## Start MATERIAL FOR THIS TASK
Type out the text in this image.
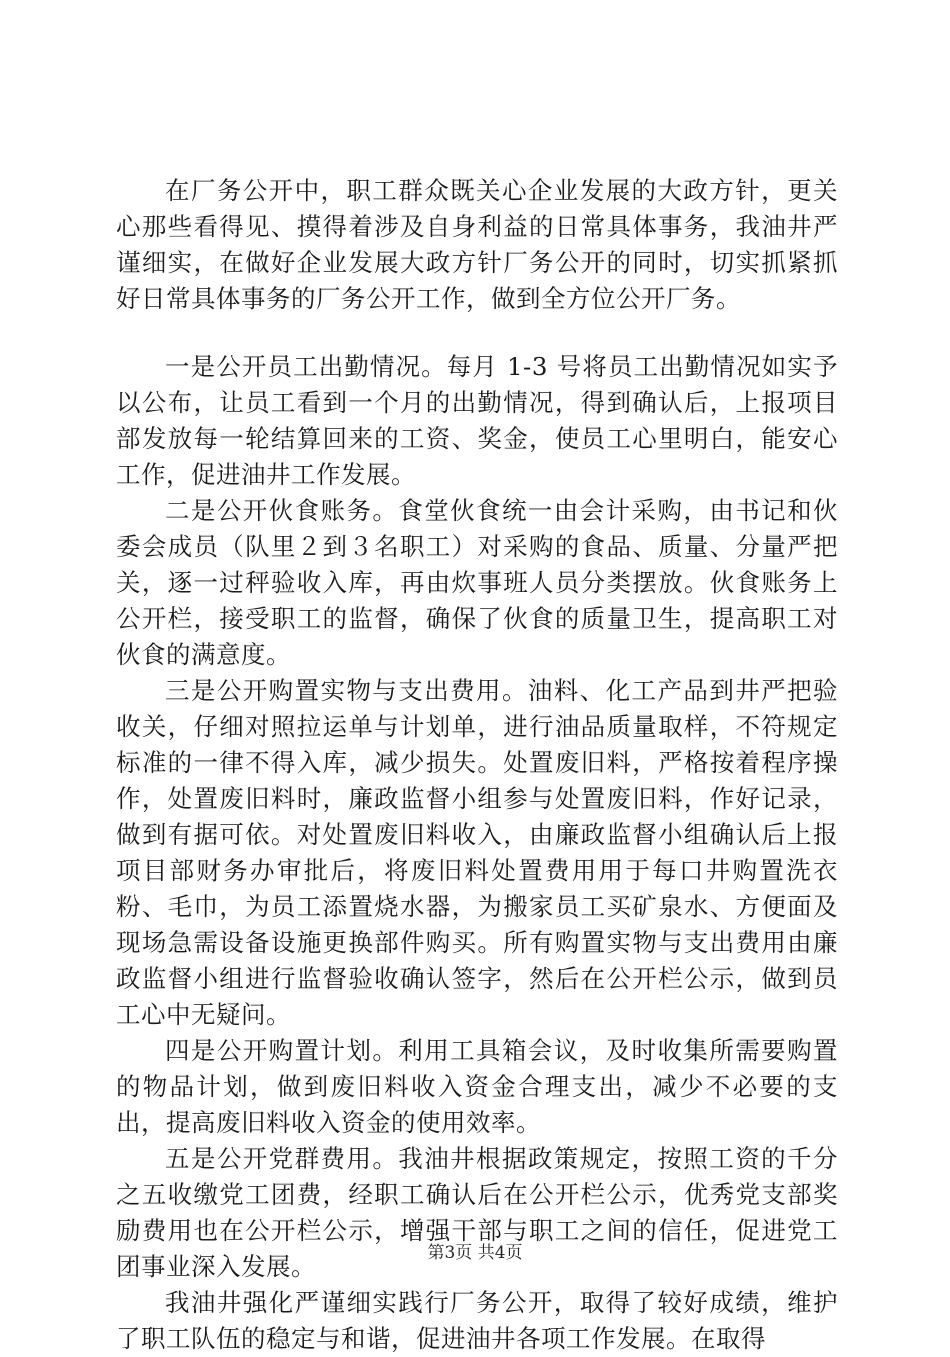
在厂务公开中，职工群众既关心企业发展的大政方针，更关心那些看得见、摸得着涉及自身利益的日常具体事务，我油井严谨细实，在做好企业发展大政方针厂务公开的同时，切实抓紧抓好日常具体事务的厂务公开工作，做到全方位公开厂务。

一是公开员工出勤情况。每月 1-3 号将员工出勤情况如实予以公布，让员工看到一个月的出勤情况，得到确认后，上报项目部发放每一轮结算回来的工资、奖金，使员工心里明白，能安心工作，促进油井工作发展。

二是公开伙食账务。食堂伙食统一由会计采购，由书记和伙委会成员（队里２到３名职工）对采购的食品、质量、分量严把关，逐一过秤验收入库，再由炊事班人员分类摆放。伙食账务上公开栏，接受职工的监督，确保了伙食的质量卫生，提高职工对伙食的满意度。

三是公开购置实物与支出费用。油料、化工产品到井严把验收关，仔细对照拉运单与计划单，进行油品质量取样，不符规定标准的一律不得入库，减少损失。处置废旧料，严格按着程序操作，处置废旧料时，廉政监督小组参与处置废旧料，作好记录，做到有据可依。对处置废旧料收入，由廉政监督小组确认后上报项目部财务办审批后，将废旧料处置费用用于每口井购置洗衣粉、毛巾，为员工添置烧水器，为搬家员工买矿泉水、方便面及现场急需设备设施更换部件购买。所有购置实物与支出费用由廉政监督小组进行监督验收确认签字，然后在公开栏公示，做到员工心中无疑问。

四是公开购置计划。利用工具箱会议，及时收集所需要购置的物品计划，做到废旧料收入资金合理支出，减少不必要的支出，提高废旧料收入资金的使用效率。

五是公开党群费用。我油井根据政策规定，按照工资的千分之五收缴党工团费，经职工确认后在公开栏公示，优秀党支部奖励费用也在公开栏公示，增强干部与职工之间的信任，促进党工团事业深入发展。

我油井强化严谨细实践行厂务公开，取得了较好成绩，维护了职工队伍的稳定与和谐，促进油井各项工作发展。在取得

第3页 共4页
## End MATERIAL FOR THIS TASK
▶ **STATED GOAL**: Repeat the full listing above exactly, with no pictures in the copy.

▶ **THE RESULT**:
Type out the text in this image.
在厂务公开中，职工群众既关心企业发展的大政方针，更关心那些看得见、摸得着涉及自身利益的日常具体事务，我油井严谨细实，在做好企业发展大政方针厂务公开的同时，切实抓紧抓好日常具体事务的厂务公开工作，做到全方位公开厂务。

一是公开员工出勤情况。每月 1-3 号将员工出勤情况如实予以公布，让员工看到一个月的出勤情况，得到确认后，上报项目部发放每一轮结算回来的工资、奖金，使员工心里明白，能安心工作，促进油井工作发展。

二是公开伙食账务。食堂伙食统一由会计采购，由书记和伙委会成员（队里２到３名职工）对采购的食品、质量、分量严把关，逐一过秤验收入库，再由炊事班人员分类摆放。伙食账务上公开栏，接受职工的监督，确保了伙食的质量卫生，提高职工对伙食的满意度。

三是公开购置实物与支出费用。油料、化工产品到井严把验收关，仔细对照拉运单与计划单，进行油品质量取样，不符规定标准的一律不得入库，减少损失。处置废旧料，严格按着程序操作，处置废旧料时，廉政监督小组参与处置废旧料，作好记录，做到有据可依。对处置废旧料收入，由廉政监督小组确认后上报项目部财务办审批后，将废旧料处置费用用于每口井购置洗衣粉、毛巾，为员工添置烧水器，为搬家员工买矿泉水、方便面及现场急需设备设施更换部件购买。所有购置实物与支出费用由廉政监督小组进行监督验收确认签字，然后在公开栏公示，做到员工心中无疑问。

四是公开购置计划。利用工具箱会议，及时收集所需要购置的物品计划，做到废旧料收入资金合理支出，减少不必要的支出，提高废旧料收入资金的使用效率。

五是公开党群费用。我油井根据政策规定，按照工资的千分之五收缴党工团费，经职工确认后在公开栏公示，优秀党支部奖励费用也在公开栏公示，增强干部与职工之间的信任，促进党工团事业深入发展。

我油井强化严谨细实践行厂务公开，取得了较好成绩，维护了职工队伍的稳定与和谐，促进油井各项工作发展。在取得

第3页 共4页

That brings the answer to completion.